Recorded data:
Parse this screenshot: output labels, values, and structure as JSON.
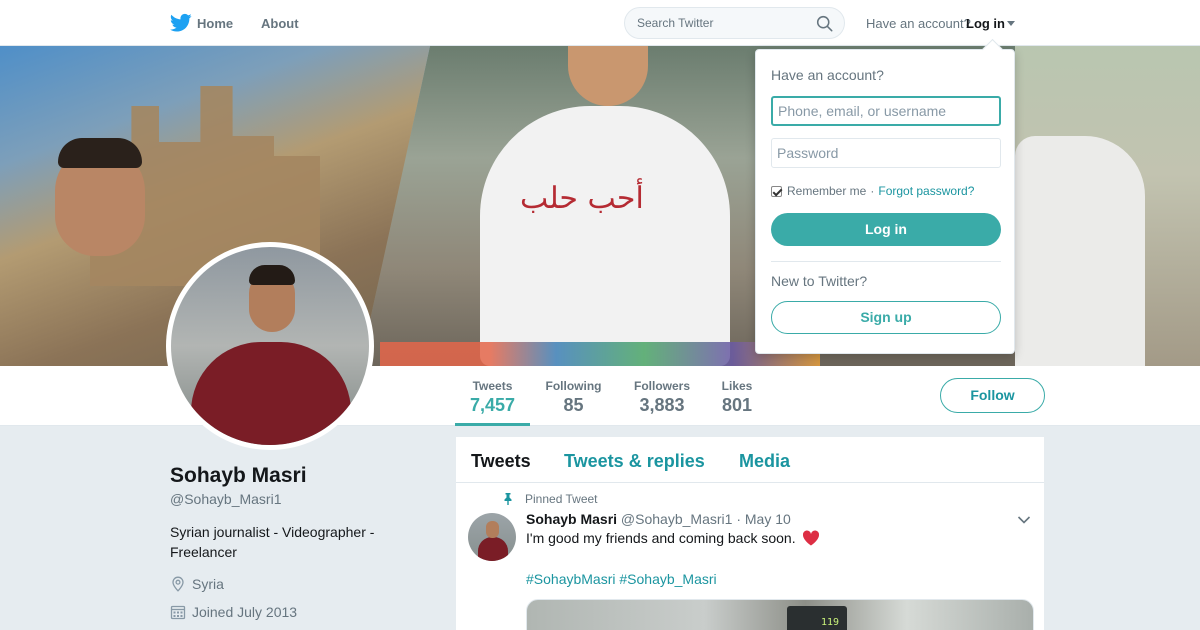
{
  "nav": {
    "home": "Home",
    "about": "About"
  },
  "search": {
    "placeholder": "Search Twitter"
  },
  "account": {
    "prompt": "Have an account?",
    "login_toggle": "Log in"
  },
  "login_dropdown": {
    "title": "Have an account?",
    "username_placeholder": "Phone, email, or username",
    "password_placeholder": "Password",
    "remember_me": "Remember me",
    "separator": "·",
    "forgot_password": "Forgot password?",
    "login_button": "Log in",
    "new_prompt": "New to Twitter?",
    "signup_button": "Sign up"
  },
  "banner": {
    "shirt_text": "أحب حلب",
    "monitor_text": "119"
  },
  "stats": [
    {
      "label": "Tweets",
      "value": "7,457"
    },
    {
      "label": "Following",
      "value": "85"
    },
    {
      "label": "Followers",
      "value": "3,883"
    },
    {
      "label": "Likes",
      "value": "801"
    }
  ],
  "follow_button": "Follow",
  "profile": {
    "name": "Sohayb Masri",
    "handle": "@Sohayb_Masri1",
    "bio": "Syrian journalist - Videographer - Freelancer",
    "location": "Syria",
    "joined": "Joined July 2013"
  },
  "timeline": {
    "tabs": [
      "Tweets",
      "Tweets & replies",
      "Media"
    ],
    "pinned_label": "Pinned Tweet",
    "tweet": {
      "name": "Sohayb Masri",
      "handle": "@Sohayb_Masri1",
      "separator": "·",
      "date": "May 10",
      "text": "I'm good my friends and coming back soon.",
      "hashtags": "#SohaybMasri #Sohayb_Masri"
    }
  },
  "colors": {
    "accent": "#3aaba8",
    "link": "#1b95a0",
    "twitter_blue": "#1da1f2",
    "background": "#e6ecf0",
    "heart": "#e0245e"
  }
}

• Required task:
Leave out the pictures and give the rest of the records again exactly.

• Full response:
Parse this screenshot: output labels, values, and structure as JSON.
{
  "nav": {
    "home": "Home",
    "about": "About"
  },
  "search": {
    "placeholder": "Search Twitter"
  },
  "account": {
    "prompt": "Have an account?",
    "login_toggle": "Log in"
  },
  "login_dropdown": {
    "title": "Have an account?",
    "username_placeholder": "Phone, email, or username",
    "password_placeholder": "Password",
    "remember_me": "Remember me",
    "separator": "·",
    "forgot_password": "Forgot password?",
    "login_button": "Log in",
    "new_prompt": "New to Twitter?",
    "signup_button": "Sign up"
  },
  "banner": {
    "shirt_text": "أحب حلب",
    "monitor_text": "119"
  },
  "stats": [
    {
      "label": "Tweets",
      "value": "7,457"
    },
    {
      "label": "Following",
      "value": "85"
    },
    {
      "label": "Followers",
      "value": "3,883"
    },
    {
      "label": "Likes",
      "value": "801"
    }
  ],
  "follow_button": "Follow",
  "profile": {
    "name": "Sohayb Masri",
    "handle": "@Sohayb_Masri1",
    "bio": "Syrian journalist - Videographer - Freelancer",
    "location": "Syria",
    "joined": "Joined July 2013"
  },
  "timeline": {
    "tabs": [
      "Tweets",
      "Tweets & replies",
      "Media"
    ],
    "pinned_label": "Pinned Tweet",
    "tweet": {
      "name": "Sohayb Masri",
      "handle": "@Sohayb_Masri1",
      "separator": "·",
      "date": "May 10",
      "text": "I'm good my friends and coming back soon.",
      "hashtags": "#SohaybMasri #Sohayb_Masri"
    }
  },
  "colors": {
    "accent": "#3aaba8",
    "link": "#1b95a0",
    "twitter_blue": "#1da1f2",
    "background": "#e6ecf0",
    "heart": "#e0245e"
  }
}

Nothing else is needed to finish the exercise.